+++ Record list

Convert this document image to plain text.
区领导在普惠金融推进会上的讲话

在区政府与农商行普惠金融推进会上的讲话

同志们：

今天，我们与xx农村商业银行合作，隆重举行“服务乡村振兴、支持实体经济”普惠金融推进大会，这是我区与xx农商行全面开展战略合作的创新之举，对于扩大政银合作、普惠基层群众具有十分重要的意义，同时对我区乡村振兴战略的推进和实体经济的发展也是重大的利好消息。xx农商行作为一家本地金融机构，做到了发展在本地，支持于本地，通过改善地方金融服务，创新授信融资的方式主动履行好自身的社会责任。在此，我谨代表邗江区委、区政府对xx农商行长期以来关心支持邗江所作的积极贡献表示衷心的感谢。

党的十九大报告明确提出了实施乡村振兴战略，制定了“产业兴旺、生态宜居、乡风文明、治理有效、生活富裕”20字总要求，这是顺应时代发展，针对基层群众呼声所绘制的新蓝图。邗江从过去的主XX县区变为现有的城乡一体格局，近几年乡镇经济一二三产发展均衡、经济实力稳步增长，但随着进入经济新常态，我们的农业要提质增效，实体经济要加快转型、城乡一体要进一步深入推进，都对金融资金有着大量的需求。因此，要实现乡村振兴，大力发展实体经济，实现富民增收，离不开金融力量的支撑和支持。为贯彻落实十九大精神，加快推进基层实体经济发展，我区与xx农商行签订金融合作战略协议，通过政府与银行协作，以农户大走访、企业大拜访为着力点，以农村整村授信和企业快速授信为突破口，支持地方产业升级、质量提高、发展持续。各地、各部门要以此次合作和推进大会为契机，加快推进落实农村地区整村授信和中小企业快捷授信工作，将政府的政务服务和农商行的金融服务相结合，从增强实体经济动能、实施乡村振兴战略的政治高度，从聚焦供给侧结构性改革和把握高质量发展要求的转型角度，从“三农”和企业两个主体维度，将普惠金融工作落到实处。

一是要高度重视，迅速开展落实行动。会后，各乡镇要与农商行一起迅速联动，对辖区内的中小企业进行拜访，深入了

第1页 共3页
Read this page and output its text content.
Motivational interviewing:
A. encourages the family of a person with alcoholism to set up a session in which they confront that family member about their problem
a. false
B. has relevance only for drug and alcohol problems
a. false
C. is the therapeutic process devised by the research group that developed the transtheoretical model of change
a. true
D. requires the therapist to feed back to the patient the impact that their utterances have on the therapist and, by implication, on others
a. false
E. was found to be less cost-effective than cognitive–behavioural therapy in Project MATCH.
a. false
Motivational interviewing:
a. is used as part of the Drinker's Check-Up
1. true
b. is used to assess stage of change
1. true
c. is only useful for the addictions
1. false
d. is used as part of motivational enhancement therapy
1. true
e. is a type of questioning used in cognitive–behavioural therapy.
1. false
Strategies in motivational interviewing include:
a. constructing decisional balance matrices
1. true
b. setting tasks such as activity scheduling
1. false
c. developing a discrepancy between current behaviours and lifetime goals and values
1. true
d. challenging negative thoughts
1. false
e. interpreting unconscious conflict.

++++++

### Aim
Pull out each line of the entries that contains "therapy".

### Answer to this task
E. was found to be less cost-effective than cognitive–behavioural therapy in Project MATCH.
d. is used as part of motivational enhancement therapy
e. is a type of questioning used in cognitive–behavioural therapy.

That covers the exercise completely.